======== Data ========
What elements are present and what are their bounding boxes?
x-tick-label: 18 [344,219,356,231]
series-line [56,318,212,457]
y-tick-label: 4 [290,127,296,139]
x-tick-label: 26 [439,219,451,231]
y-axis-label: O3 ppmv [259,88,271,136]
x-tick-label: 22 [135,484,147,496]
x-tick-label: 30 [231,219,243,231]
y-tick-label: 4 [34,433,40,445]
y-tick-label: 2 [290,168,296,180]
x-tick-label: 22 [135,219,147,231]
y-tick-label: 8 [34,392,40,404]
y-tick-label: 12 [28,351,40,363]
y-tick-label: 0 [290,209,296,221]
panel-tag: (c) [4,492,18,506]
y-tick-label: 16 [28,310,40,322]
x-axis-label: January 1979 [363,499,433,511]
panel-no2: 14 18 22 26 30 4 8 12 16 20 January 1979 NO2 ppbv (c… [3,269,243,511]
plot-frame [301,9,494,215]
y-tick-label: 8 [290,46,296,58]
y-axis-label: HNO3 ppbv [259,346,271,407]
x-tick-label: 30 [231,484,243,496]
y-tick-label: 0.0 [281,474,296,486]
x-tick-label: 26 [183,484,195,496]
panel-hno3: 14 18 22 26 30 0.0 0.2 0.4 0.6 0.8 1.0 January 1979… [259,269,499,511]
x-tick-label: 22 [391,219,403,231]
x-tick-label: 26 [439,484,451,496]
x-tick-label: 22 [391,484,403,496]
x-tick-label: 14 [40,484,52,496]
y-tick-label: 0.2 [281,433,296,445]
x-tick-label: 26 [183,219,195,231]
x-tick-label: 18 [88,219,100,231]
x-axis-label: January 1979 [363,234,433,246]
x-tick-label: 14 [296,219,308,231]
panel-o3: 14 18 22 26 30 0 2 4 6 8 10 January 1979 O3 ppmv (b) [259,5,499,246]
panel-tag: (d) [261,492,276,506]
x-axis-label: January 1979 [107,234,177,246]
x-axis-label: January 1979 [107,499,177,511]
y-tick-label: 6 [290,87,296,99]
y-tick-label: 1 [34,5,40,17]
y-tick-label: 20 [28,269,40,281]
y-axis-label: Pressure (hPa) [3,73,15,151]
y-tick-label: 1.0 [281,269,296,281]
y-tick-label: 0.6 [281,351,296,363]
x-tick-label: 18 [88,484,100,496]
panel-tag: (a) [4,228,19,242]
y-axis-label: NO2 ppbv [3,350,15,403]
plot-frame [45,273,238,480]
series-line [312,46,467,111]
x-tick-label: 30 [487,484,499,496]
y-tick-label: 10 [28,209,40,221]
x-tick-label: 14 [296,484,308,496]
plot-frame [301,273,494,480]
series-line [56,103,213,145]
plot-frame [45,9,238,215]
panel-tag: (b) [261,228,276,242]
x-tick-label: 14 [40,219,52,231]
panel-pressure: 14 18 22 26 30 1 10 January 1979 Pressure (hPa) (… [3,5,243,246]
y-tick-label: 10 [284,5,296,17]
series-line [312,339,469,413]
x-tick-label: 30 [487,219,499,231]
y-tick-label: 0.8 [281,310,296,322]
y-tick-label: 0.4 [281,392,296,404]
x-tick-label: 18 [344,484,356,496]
========
→ **Request**:
Show each row above that contains the string "line".

→ **Expected output**:
series-line [56,318,212,457]
series-line [312,46,467,111]
series-line [56,103,213,145]
series-line [312,339,469,413]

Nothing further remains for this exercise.